— start of Selection —

Potential War Crimes Prosecutions

Addington's state of mind is shown, for example, in a memorandum he drafted for the President in January 2002. This is the memorandum, over Gonzales's signature, best known for its mocking of certain provisions of the Geneva Conventions as "quaint" and "obsolete." But much less attention has been paid, to what it says about war crimes.

Addington's argument is framed in opposition to one put forward a few days earlier, by Secretary of State Colin Powell and Powell's Legal Advisor Will Taft IV, that the Geneva Convention on the Treatment of Prisoners of War (GPW) should apply to Taliban and al-Qaeda prisoners. Addington contends that the opposite position, urged by the Justice Department's Office of Legal Counsel, should be considered as definitive, and he motivates this in a section of the memo captioned: "Substantially reduces the threat of domestic criminal prosecution under the War Crimes Act (18 U.S.C. 2441)."

Addington notes that "war crime" is defined "as any grave breach of GPW or any violation of Common Article 3," and he warns: "Punishments for violations of Section 2441 include the death penalty." He assumes that there is no danger of the death penalty or anything else from the current Justice Department, but he cautions that "it is difficult to predict the motives of prosecutors and independent counsels who may in the future decide to pursue unwarranted charges based on Section 2441." Addington therefore urges the President to make a formal detemination that the GPW does not apply, "which would provide a solid defense to any future prosecution."

Who Is David Addington?

Who is this character, who is widely seen as the most forceful advocate—except for Dick Cheney himself—of unbridled executive power and White House secrecy (which Addington demonstrated with his successful concealing of documents pertaining to Cheney's consultations with Enron during the preparation of his Energy Task Force report).

After graduating from Duke University Law School, Addington worked as Assistant General Counsel at the CIA from 1981 to 1984. He then served as Counsel to the House Intelligence Committee and the House Committee on International Relations in 1984-87; as such, he worked with Cheney on the Intelligence Committee, and also in the Iran/Contra investigation and coverup. For the next two years he was a special assistant and deputy assistant to President Reagan, before going to work for then-Secretary of Defense Dick Cheney in 1989—first as Special Assistant to the Secretary of Defense, where he had an office right next to Cheney's, and then as DOD General Counsel, up through 1992. While at the Pentagon, Addington was known as Cheney's "gatekeeper."

During the Clinton years, Addington worked as a trucking industry lobbyist, and headed a political action committee founded by Cheney, which explored the latter's possible Presidential bid. Then, in January 2001, Addington, along with Scooter Libby, was quickly brought on board by now-Vice President Cheney.

In an October 2004 profile, "In Cheney's Shadows," Washington Post writer Dana Milbank wrote: "Even in a White House known for its conservative philosophy, Addington is known as an ideologue, an advocate of an obscure philosophy called the unitary executive that favors an extraordinarily powerful president." This argument is found throughout the series of "torture memos" either authored or influenced by Addington, when it is contended that neither the Congress nor the courts can "tie the President's hands" in his pursuit of the war on terrorism. (Addington reportedly made the same arguments during the 1980s, contending that Congress could not tie the hands of the President by barring aid to the Contras.)

— end of Selection —
— start of Records shown —

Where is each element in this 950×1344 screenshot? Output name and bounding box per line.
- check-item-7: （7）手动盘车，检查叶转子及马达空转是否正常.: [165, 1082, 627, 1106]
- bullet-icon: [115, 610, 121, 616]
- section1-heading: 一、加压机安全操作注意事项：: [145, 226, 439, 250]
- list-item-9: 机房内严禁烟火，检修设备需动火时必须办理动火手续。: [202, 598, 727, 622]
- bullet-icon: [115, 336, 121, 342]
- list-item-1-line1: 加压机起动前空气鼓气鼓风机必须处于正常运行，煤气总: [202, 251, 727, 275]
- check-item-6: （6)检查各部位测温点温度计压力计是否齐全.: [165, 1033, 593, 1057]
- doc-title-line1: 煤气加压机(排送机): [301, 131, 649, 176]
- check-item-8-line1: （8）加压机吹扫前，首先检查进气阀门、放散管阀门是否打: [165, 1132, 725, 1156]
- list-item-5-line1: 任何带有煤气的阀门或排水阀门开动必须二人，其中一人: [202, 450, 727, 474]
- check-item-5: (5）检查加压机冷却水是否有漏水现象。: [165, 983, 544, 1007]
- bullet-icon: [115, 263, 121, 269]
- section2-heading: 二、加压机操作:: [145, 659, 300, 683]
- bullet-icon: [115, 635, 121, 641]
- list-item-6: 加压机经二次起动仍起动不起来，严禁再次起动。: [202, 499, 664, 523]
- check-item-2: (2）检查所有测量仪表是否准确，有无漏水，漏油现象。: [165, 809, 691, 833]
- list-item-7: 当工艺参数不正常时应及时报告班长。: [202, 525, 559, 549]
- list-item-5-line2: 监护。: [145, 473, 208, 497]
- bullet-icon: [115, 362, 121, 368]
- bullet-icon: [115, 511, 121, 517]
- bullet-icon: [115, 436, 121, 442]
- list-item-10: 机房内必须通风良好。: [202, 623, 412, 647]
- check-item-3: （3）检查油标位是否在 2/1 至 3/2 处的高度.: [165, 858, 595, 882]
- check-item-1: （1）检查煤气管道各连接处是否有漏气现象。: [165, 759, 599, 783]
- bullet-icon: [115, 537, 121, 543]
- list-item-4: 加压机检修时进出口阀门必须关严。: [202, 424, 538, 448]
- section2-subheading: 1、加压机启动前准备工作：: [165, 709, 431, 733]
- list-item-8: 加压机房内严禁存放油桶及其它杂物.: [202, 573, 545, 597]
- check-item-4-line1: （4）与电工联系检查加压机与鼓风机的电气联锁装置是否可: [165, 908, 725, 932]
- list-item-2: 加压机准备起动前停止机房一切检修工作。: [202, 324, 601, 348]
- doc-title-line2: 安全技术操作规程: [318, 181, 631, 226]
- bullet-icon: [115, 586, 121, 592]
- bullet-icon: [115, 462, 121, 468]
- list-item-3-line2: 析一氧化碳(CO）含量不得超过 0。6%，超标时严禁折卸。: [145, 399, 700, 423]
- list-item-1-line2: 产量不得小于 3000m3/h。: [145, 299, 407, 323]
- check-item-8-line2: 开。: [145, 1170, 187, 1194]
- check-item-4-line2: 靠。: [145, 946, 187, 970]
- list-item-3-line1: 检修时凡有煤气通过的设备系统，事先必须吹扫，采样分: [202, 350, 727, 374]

— end of Records shown —

• Short problem A: Using the Addington passage, mark each statement yes or no and quote the exact words that decide it: (i) Addington served as Assistant General Counsel at the CIA from 1981 to 1984. (ii) The January 2002 memorandum went out over Addington's own signature. (iii) Powell and Taft held that the GPW should apply to Taliban and al-Qaeda prisoners.
• Short problem B: Reproduce word for word the stretch of the Addington passage from "In an October" through "to the Contras.)".
• Short problem C: According to the Addington passage, why did Addington urge the President to formally determine that the GPW does not apply? Answer in one to three sentences.
The items have no connection to the Addington passage.

• Final result A:
(i) Yes: "Addington worked as Assistant General Counsel at the CIA from 1981 to 1984."
(ii) No: "This is the memorandum, over Gonzales's signature."
(iii) Yes: "that the Geneva Convention on the Treatment of Prisoners of War (GPW) should apply to Taliban and al-Qaeda prisoners."

• Final result B:
In an October 2004 profile, "In Cheney's Shadows," Washington Post writer Dana Milbank wrote: "Even in a White House known for its conservative philosophy, Addington is known as an ideologue, an advocate of an obscure philosophy called the unitary executive that favors an extraordinarily powerful president." This argument is found throughout the series of "torture memos" either authored or influenced by Addington, when it is contended that neither the Congress nor the courts can "tie the President's hands" in his pursuit of the war on terrorism. (Addington reportedly made the same arguments during the 1980s, contending that Congress could not tie the hands of the President by barring aid to the Contras.)

• Final result C: Addington warned that violations of Section 2441 can carry the death penalty. He also held that "it is difficult to predict the motives of prosecutors and independent counsels" who might bring charges in the future. A formal determination that the GPW does not apply "would provide a solid defense to any future prosecution."